JOB
Tally up the lines carrying the string "населения" and respond with only the resulting number.

GIVEN INFORMATION
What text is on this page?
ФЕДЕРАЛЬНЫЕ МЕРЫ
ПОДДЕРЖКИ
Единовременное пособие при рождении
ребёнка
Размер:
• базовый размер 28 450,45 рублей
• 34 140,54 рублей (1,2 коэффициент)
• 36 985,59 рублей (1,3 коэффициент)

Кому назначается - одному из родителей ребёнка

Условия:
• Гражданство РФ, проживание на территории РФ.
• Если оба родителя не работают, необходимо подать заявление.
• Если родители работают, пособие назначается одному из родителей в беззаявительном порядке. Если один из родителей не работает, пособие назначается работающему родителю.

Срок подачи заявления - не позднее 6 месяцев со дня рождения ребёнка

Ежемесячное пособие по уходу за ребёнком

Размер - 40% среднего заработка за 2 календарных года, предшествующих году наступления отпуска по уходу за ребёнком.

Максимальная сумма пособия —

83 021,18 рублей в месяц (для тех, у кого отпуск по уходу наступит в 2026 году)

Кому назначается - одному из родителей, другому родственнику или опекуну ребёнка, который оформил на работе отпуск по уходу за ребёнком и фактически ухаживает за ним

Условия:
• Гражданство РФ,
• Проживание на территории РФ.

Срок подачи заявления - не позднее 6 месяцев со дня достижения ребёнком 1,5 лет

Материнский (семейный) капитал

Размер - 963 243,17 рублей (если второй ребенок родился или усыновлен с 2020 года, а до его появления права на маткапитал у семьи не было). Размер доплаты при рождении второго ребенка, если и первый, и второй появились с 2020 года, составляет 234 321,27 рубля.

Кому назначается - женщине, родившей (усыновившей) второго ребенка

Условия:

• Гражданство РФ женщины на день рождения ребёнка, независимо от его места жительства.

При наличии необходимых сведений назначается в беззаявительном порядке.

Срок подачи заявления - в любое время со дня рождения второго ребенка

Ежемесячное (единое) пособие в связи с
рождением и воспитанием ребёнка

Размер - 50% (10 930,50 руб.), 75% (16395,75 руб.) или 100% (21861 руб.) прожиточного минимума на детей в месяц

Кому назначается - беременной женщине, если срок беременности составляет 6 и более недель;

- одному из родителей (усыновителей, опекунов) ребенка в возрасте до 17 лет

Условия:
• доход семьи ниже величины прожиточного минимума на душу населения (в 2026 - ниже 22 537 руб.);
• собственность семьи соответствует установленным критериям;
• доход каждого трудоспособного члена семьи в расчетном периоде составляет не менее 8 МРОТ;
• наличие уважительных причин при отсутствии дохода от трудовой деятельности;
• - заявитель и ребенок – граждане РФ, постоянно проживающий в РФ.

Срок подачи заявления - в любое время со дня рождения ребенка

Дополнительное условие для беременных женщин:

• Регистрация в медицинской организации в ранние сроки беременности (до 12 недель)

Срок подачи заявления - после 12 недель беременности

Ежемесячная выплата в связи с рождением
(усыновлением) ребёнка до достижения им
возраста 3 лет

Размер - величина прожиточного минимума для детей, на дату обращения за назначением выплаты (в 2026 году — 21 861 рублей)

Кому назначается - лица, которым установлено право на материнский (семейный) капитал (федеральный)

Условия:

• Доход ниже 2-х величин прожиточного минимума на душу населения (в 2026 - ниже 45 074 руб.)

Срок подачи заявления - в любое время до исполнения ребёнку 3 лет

EXERCISE SOLUTION
2